Work to be completed: Without the images, print all the entries below exactly as given.

Material for this exercise:
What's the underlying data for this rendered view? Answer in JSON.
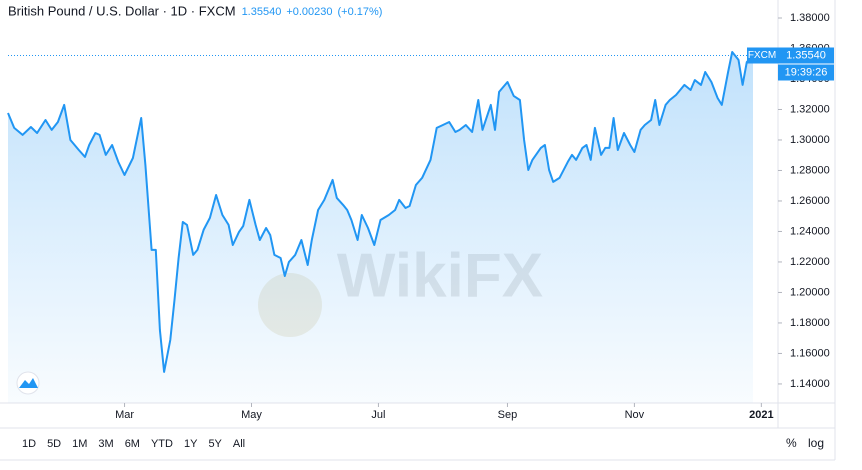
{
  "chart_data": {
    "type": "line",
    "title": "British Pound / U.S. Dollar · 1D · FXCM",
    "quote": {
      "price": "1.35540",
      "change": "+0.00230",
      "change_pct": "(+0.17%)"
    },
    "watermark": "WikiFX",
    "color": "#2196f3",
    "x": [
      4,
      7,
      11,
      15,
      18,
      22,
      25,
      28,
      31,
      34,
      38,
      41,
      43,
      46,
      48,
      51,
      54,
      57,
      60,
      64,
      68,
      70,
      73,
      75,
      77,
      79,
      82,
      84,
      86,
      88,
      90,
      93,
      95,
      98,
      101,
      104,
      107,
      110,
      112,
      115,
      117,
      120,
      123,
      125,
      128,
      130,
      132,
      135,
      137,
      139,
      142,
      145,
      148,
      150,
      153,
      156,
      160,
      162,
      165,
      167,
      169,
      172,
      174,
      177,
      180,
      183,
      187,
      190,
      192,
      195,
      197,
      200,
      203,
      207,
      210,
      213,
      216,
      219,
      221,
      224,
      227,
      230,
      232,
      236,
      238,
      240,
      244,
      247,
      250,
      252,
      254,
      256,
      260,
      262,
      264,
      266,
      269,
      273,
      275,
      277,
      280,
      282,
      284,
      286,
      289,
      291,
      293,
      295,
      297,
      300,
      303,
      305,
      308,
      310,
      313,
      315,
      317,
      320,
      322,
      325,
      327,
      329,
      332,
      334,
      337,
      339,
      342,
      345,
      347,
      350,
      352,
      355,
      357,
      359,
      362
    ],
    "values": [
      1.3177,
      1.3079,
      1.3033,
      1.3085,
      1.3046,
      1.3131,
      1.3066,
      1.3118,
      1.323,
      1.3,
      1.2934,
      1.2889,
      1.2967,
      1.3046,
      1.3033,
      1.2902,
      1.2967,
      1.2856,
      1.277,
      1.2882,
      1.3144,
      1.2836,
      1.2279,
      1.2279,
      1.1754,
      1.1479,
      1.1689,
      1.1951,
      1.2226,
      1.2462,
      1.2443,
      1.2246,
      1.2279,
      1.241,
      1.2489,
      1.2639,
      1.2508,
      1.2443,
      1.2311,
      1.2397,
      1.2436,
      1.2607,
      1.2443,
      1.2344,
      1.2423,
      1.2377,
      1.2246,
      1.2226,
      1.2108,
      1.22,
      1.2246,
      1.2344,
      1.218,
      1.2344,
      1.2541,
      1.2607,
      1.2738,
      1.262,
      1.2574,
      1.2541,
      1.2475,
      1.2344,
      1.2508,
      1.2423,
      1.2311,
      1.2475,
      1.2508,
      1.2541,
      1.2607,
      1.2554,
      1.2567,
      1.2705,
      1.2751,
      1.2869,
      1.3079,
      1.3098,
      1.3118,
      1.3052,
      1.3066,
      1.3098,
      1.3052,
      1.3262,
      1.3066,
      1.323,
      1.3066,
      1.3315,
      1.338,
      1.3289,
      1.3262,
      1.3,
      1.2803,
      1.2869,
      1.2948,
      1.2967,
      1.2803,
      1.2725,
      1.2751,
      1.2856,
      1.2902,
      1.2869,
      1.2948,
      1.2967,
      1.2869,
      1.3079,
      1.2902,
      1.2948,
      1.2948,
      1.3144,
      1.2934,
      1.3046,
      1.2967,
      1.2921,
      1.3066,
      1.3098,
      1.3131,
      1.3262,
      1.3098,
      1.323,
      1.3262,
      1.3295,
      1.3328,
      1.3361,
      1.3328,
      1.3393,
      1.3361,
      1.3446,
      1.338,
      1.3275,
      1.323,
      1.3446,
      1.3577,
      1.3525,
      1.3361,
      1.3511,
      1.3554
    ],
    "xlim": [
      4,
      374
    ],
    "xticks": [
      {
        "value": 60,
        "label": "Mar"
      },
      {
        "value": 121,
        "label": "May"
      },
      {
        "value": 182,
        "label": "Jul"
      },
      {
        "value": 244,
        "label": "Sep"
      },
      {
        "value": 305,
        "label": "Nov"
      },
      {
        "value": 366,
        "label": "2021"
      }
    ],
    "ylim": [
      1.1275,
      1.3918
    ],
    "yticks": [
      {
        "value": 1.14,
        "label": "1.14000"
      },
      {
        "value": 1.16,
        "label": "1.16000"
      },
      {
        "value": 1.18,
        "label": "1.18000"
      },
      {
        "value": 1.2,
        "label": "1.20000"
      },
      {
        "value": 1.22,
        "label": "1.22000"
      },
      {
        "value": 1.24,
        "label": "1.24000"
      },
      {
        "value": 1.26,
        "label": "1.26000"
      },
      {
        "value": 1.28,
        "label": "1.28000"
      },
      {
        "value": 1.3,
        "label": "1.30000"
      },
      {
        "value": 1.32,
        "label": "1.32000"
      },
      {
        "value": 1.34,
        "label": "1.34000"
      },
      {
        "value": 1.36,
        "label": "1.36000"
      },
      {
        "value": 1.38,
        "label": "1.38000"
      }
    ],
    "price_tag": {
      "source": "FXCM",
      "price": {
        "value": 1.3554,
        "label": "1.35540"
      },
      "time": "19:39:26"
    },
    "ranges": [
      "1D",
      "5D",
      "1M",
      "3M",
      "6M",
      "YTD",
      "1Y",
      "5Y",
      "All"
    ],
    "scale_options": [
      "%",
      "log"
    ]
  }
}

Full output:
What's the underlying data for this rendered view? Answer in JSON.
{
  "chart_data": {
    "type": "line",
    "title": "British Pound / U.S. Dollar · 1D · FXCM",
    "quote": {
      "price": "1.35540",
      "change": "+0.00230",
      "change_pct": "(+0.17%)"
    },
    "watermark": "WikiFX",
    "color": "#2196f3",
    "x": [
      4,
      7,
      11,
      15,
      18,
      22,
      25,
      28,
      31,
      34,
      38,
      41,
      43,
      46,
      48,
      51,
      54,
      57,
      60,
      64,
      68,
      70,
      73,
      75,
      77,
      79,
      82,
      84,
      86,
      88,
      90,
      93,
      95,
      98,
      101,
      104,
      107,
      110,
      112,
      115,
      117,
      120,
      123,
      125,
      128,
      130,
      132,
      135,
      137,
      139,
      142,
      145,
      148,
      150,
      153,
      156,
      160,
      162,
      165,
      167,
      169,
      172,
      174,
      177,
      180,
      183,
      187,
      190,
      192,
      195,
      197,
      200,
      203,
      207,
      210,
      213,
      216,
      219,
      221,
      224,
      227,
      230,
      232,
      236,
      238,
      240,
      244,
      247,
      250,
      252,
      254,
      256,
      260,
      262,
      264,
      266,
      269,
      273,
      275,
      277,
      280,
      282,
      284,
      286,
      289,
      291,
      293,
      295,
      297,
      300,
      303,
      305,
      308,
      310,
      313,
      315,
      317,
      320,
      322,
      325,
      327,
      329,
      332,
      334,
      337,
      339,
      342,
      345,
      347,
      350,
      352,
      355,
      357,
      359,
      362
    ],
    "values": [
      1.3177,
      1.3079,
      1.3033,
      1.3085,
      1.3046,
      1.3131,
      1.3066,
      1.3118,
      1.323,
      1.3,
      1.2934,
      1.2889,
      1.2967,
      1.3046,
      1.3033,
      1.2902,
      1.2967,
      1.2856,
      1.277,
      1.2882,
      1.3144,
      1.2836,
      1.2279,
      1.2279,
      1.1754,
      1.1479,
      1.1689,
      1.1951,
      1.2226,
      1.2462,
      1.2443,
      1.2246,
      1.2279,
      1.241,
      1.2489,
      1.2639,
      1.2508,
      1.2443,
      1.2311,
      1.2397,
      1.2436,
      1.2607,
      1.2443,
      1.2344,
      1.2423,
      1.2377,
      1.2246,
      1.2226,
      1.2108,
      1.22,
      1.2246,
      1.2344,
      1.218,
      1.2344,
      1.2541,
      1.2607,
      1.2738,
      1.262,
      1.2574,
      1.2541,
      1.2475,
      1.2344,
      1.2508,
      1.2423,
      1.2311,
      1.2475,
      1.2508,
      1.2541,
      1.2607,
      1.2554,
      1.2567,
      1.2705,
      1.2751,
      1.2869,
      1.3079,
      1.3098,
      1.3118,
      1.3052,
      1.3066,
      1.3098,
      1.3052,
      1.3262,
      1.3066,
      1.323,
      1.3066,
      1.3315,
      1.338,
      1.3289,
      1.3262,
      1.3,
      1.2803,
      1.2869,
      1.2948,
      1.2967,
      1.2803,
      1.2725,
      1.2751,
      1.2856,
      1.2902,
      1.2869,
      1.2948,
      1.2967,
      1.2869,
      1.3079,
      1.2902,
      1.2948,
      1.2948,
      1.3144,
      1.2934,
      1.3046,
      1.2967,
      1.2921,
      1.3066,
      1.3098,
      1.3131,
      1.3262,
      1.3098,
      1.323,
      1.3262,
      1.3295,
      1.3328,
      1.3361,
      1.3328,
      1.3393,
      1.3361,
      1.3446,
      1.338,
      1.3275,
      1.323,
      1.3446,
      1.3577,
      1.3525,
      1.3361,
      1.3511,
      1.3554
    ],
    "xlim": [
      4,
      374
    ],
    "xticks": [
      {
        "value": 60,
        "label": "Mar"
      },
      {
        "value": 121,
        "label": "May"
      },
      {
        "value": 182,
        "label": "Jul"
      },
      {
        "value": 244,
        "label": "Sep"
      },
      {
        "value": 305,
        "label": "Nov"
      },
      {
        "value": 366,
        "label": "2021"
      }
    ],
    "ylim": [
      1.1275,
      1.3918
    ],
    "yticks": [
      {
        "value": 1.14,
        "label": "1.14000"
      },
      {
        "value": 1.16,
        "label": "1.16000"
      },
      {
        "value": 1.18,
        "label": "1.18000"
      },
      {
        "value": 1.2,
        "label": "1.20000"
      },
      {
        "value": 1.22,
        "label": "1.22000"
      },
      {
        "value": 1.24,
        "label": "1.24000"
      },
      {
        "value": 1.26,
        "label": "1.26000"
      },
      {
        "value": 1.28,
        "label": "1.28000"
      },
      {
        "value": 1.3,
        "label": "1.30000"
      },
      {
        "value": 1.32,
        "label": "1.32000"
      },
      {
        "value": 1.34,
        "label": "1.34000"
      },
      {
        "value": 1.36,
        "label": "1.36000"
      },
      {
        "value": 1.38,
        "label": "1.38000"
      }
    ],
    "price_tag": {
      "source": "FXCM",
      "price": {
        "value": 1.3554,
        "label": "1.35540"
      },
      "time": "19:39:26"
    },
    "ranges": [
      "1D",
      "5D",
      "1M",
      "3M",
      "6M",
      "YTD",
      "1Y",
      "5Y",
      "All"
    ],
    "scale_options": [
      "%",
      "log"
    ]
  }
}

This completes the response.